**TASK INSTRUCTIONS**
Return the records word for word, starting at the line containing "track-target-icon[interactable] [78, 398, 84, 404]" and ending at the line containing "source-add-button-icon[interactable]: + [346, 283, 353, 292]", with both of those lines included.

[START OF GIVEN RECORDS]

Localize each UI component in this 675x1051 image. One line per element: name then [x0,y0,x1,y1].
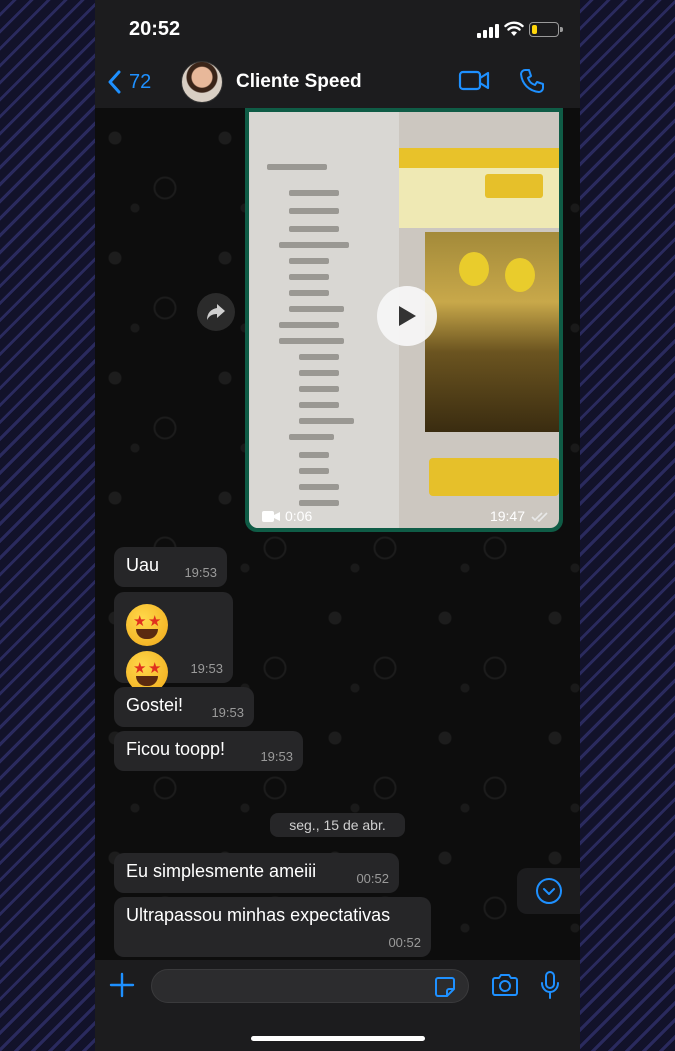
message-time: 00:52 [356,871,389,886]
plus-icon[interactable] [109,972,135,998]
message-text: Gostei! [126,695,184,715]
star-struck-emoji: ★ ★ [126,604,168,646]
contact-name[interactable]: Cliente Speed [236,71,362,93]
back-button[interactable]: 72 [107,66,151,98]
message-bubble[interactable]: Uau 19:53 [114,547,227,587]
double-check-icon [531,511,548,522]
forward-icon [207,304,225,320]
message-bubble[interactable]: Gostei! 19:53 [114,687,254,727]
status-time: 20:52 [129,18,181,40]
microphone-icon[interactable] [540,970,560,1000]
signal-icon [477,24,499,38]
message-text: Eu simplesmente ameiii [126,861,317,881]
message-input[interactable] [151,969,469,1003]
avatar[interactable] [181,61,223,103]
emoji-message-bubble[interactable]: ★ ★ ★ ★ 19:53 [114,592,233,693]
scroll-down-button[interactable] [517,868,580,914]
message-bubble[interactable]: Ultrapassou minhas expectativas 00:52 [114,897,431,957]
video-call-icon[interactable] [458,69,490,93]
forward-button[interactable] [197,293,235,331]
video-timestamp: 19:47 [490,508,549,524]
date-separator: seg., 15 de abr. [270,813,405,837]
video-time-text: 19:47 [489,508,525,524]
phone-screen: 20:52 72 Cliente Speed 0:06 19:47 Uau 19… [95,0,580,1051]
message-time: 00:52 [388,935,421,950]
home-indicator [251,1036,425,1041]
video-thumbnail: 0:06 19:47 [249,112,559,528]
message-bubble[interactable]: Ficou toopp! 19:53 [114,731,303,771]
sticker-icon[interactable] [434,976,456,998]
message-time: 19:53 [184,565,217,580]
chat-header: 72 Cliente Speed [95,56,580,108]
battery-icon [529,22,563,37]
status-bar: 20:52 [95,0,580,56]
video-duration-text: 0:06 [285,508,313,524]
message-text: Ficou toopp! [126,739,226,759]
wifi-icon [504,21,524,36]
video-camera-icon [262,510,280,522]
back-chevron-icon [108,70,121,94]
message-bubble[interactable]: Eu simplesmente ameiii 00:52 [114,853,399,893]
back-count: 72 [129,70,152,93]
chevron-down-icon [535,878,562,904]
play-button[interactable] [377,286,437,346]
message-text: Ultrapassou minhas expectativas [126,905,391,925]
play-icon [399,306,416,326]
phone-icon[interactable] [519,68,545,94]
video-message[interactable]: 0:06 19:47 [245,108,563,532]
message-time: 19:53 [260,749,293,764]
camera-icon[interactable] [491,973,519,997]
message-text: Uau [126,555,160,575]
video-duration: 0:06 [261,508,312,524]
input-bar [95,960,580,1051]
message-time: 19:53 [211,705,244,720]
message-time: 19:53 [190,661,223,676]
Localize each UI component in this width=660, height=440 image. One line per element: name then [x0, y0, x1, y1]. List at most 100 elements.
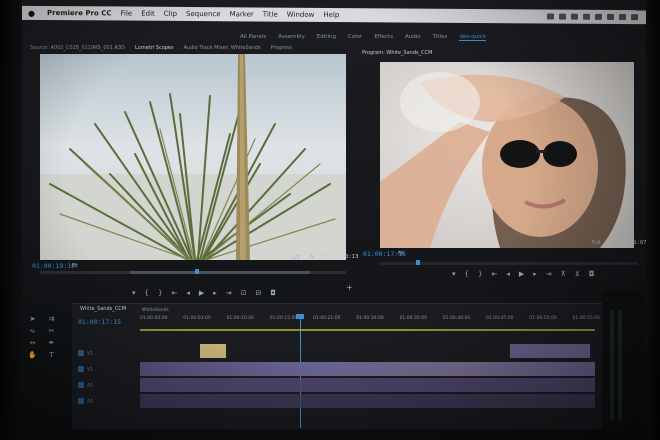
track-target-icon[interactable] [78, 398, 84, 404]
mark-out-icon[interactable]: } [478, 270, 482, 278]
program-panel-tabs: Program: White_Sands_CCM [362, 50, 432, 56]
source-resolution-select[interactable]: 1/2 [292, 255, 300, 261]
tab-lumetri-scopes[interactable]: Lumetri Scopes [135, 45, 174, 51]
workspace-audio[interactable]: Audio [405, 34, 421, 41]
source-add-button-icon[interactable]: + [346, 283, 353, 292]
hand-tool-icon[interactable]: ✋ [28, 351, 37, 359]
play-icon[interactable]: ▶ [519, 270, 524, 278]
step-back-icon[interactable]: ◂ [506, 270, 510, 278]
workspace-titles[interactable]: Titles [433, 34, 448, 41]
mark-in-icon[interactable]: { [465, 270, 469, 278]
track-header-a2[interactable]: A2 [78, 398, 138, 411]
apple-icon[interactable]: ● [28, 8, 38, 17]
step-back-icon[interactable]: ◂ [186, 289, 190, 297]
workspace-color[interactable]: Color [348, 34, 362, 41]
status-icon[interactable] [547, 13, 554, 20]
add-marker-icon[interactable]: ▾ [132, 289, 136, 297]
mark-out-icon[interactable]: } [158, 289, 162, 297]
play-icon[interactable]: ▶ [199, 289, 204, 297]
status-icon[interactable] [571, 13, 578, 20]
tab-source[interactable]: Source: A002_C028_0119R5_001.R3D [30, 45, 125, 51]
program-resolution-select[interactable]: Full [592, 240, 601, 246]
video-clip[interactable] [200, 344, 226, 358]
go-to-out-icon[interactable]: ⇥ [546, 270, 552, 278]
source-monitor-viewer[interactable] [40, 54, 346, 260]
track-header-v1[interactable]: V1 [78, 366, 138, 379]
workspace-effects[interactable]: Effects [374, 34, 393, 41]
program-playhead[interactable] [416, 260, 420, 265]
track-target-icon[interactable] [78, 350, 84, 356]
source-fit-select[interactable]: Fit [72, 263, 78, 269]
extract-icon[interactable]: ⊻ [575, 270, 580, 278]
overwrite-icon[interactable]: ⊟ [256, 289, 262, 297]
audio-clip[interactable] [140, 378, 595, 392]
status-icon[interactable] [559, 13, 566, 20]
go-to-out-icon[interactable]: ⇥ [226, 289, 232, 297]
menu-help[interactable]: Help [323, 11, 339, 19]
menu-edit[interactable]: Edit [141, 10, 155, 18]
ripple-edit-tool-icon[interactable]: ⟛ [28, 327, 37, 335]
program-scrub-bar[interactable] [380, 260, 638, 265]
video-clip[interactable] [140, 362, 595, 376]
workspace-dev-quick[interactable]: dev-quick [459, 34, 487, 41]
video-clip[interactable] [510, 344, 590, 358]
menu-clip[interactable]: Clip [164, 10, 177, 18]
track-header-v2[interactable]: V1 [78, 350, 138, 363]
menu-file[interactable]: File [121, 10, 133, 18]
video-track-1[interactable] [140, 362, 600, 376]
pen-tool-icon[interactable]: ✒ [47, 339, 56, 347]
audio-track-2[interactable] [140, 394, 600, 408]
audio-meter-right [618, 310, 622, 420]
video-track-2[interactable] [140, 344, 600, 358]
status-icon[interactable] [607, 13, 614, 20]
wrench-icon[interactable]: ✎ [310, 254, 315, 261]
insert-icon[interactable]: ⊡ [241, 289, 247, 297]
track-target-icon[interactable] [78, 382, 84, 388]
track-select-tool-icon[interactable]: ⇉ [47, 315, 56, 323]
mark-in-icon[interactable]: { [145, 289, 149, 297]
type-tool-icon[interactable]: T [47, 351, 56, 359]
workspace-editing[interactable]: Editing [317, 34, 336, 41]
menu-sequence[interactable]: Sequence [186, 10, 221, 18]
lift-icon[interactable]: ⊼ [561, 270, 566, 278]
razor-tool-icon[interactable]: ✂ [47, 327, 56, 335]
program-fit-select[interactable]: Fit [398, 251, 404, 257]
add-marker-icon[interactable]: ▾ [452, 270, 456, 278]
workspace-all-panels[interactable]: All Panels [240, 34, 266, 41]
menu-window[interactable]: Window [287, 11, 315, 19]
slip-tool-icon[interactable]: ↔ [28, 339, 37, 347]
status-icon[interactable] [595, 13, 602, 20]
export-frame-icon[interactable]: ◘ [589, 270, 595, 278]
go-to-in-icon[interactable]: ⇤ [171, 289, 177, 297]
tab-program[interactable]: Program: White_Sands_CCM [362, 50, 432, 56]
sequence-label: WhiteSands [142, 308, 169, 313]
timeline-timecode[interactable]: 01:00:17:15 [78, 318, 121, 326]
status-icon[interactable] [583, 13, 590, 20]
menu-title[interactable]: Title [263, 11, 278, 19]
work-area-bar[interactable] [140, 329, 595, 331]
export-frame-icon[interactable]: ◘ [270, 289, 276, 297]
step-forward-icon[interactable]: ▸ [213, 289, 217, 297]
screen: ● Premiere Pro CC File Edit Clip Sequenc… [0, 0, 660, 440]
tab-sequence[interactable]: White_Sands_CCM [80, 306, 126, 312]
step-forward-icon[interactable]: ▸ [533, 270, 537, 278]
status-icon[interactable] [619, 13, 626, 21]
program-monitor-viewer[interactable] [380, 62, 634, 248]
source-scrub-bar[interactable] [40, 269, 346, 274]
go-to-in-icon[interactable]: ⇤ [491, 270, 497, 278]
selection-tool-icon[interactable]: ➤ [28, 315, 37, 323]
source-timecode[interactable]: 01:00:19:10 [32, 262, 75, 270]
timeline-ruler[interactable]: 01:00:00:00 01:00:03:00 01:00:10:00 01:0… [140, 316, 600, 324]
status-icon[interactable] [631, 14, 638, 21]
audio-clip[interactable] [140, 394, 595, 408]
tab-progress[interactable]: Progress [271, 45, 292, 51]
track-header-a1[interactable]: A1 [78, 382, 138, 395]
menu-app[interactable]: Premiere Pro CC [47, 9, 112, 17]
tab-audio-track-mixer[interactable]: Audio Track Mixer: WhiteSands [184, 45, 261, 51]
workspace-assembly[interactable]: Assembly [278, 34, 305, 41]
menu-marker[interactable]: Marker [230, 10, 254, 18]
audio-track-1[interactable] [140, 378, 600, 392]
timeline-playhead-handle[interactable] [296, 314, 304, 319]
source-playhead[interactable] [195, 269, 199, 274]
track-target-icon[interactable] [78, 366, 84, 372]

[END OF GIVEN RECORDS]
[START OF GIVEN RECORDS]

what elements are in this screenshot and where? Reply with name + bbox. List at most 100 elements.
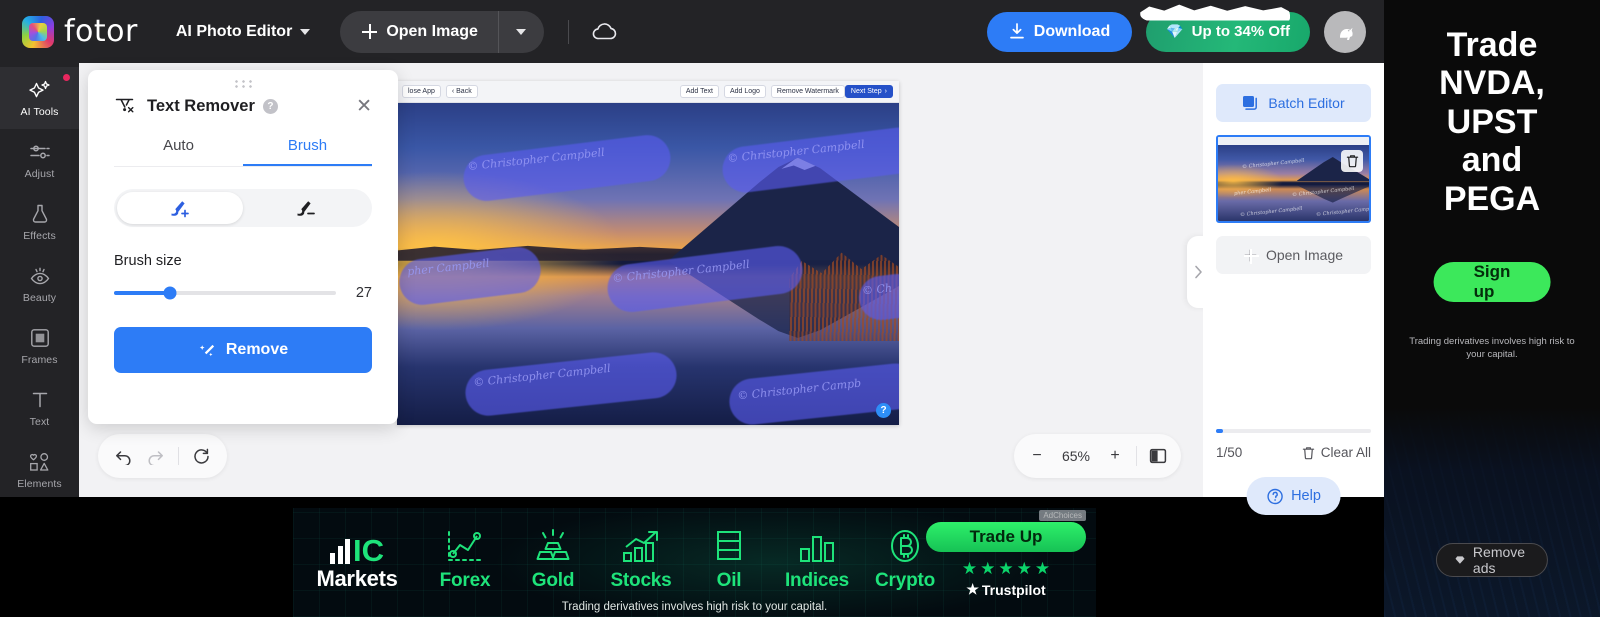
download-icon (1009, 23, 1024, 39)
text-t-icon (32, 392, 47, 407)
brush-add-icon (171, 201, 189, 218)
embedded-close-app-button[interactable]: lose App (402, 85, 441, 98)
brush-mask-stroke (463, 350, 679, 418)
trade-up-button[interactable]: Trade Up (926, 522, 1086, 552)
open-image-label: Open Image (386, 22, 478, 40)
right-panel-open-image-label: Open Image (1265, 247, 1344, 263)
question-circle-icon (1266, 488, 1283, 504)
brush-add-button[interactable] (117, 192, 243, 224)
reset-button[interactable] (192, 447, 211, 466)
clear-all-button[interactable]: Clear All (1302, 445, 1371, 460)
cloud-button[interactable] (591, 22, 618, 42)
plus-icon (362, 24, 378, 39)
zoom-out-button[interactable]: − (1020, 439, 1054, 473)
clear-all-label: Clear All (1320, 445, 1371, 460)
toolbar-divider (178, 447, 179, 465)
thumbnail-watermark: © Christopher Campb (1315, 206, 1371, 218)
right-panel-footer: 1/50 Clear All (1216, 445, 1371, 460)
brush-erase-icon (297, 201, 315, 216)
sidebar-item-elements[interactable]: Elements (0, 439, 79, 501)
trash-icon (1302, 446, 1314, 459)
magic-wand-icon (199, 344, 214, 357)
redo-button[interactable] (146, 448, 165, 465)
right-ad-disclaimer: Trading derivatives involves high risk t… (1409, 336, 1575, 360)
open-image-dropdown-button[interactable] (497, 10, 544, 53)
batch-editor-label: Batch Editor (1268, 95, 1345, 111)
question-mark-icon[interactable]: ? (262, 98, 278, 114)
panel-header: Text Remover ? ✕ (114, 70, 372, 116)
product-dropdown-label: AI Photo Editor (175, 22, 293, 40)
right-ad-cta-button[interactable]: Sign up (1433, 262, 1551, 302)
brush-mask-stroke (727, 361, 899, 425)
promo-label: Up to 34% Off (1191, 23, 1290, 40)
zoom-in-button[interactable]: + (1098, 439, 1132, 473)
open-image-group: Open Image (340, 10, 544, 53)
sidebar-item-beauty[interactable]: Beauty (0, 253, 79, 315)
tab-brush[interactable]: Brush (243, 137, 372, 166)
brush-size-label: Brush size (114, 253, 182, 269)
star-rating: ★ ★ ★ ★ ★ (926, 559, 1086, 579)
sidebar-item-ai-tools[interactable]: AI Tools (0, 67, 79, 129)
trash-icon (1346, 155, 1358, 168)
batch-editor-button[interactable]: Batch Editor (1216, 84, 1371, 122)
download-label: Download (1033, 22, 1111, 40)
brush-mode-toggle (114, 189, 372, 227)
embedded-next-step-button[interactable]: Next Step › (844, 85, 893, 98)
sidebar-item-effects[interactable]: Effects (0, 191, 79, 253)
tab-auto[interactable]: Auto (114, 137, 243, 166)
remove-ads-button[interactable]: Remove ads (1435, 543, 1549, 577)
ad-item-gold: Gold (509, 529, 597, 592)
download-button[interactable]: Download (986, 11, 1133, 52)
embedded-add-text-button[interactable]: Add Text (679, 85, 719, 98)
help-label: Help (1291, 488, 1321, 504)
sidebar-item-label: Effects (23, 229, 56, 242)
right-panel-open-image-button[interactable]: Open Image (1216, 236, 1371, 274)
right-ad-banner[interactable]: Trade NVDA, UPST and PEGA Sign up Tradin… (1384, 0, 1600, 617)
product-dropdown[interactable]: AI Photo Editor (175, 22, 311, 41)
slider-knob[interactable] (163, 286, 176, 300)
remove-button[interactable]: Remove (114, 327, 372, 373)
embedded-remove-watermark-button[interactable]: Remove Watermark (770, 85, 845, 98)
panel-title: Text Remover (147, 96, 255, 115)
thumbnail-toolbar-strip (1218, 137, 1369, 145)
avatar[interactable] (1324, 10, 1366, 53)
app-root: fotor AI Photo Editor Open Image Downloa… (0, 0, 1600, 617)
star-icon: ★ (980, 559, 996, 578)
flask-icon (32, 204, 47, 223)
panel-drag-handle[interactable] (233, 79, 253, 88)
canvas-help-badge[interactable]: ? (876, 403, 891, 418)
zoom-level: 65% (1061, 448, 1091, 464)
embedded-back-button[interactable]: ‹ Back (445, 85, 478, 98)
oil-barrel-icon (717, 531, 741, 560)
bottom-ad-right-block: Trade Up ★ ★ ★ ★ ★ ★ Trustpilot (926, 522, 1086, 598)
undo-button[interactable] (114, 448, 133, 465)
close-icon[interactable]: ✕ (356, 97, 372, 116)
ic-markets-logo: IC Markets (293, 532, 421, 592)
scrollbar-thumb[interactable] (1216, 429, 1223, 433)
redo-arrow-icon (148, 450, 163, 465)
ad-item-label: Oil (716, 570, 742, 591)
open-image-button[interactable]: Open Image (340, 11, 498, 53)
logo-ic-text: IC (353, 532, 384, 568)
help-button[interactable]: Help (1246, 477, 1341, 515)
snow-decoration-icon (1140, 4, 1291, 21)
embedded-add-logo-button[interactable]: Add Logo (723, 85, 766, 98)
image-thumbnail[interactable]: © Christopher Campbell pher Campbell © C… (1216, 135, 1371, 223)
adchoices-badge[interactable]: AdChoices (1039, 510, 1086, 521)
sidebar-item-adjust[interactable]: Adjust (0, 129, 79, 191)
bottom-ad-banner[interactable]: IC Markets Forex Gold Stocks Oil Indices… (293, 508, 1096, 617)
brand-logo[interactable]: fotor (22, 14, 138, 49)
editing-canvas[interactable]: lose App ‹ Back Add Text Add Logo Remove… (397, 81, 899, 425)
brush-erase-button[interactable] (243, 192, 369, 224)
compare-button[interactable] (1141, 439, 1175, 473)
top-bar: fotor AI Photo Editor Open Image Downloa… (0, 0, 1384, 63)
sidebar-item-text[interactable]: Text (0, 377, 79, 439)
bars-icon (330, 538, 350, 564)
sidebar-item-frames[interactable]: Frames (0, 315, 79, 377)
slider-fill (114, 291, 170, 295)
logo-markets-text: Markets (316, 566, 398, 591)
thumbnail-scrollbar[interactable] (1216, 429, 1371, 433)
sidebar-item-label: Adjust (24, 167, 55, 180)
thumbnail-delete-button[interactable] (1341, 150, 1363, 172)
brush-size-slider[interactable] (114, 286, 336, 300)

[END OF GIVEN RECORDS]
[START OF GIVEN RECORDS]

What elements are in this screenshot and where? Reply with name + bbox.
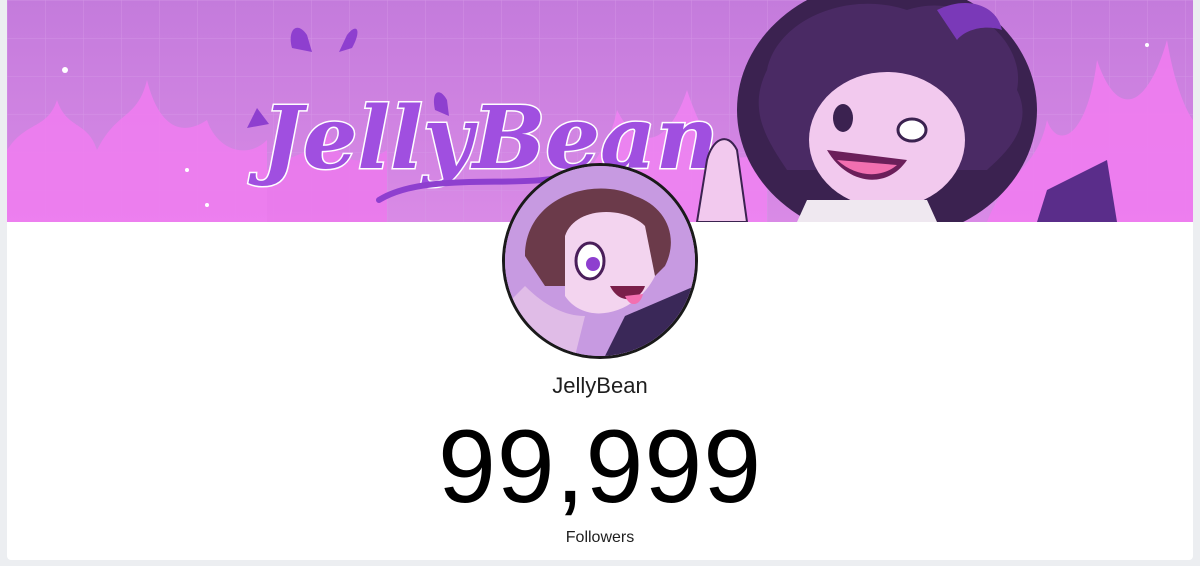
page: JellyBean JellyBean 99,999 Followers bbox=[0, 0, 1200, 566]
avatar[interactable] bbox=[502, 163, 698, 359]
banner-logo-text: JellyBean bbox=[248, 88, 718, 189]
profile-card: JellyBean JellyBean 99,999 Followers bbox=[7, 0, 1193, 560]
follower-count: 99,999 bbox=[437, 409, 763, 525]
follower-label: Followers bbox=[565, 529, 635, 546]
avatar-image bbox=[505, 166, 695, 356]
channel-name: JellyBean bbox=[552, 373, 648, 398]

[END OF GIVEN RECORDS]

**SOLUTION FOR THIS EXERCISE**
track-target-icon[interactable] [78, 398, 84, 404]
mark-out-icon[interactable]: } [478, 270, 482, 278]
program-panel-tabs: Program: White_Sands_CCM [362, 50, 432, 56]
source-resolution-select[interactable]: 1/2 [292, 255, 300, 261]
tab-lumetri-scopes[interactable]: Lumetri Scopes [135, 45, 174, 51]
workspace-audio[interactable]: Audio [405, 34, 421, 41]
source-add-button-icon[interactable]: + [346, 283, 353, 292]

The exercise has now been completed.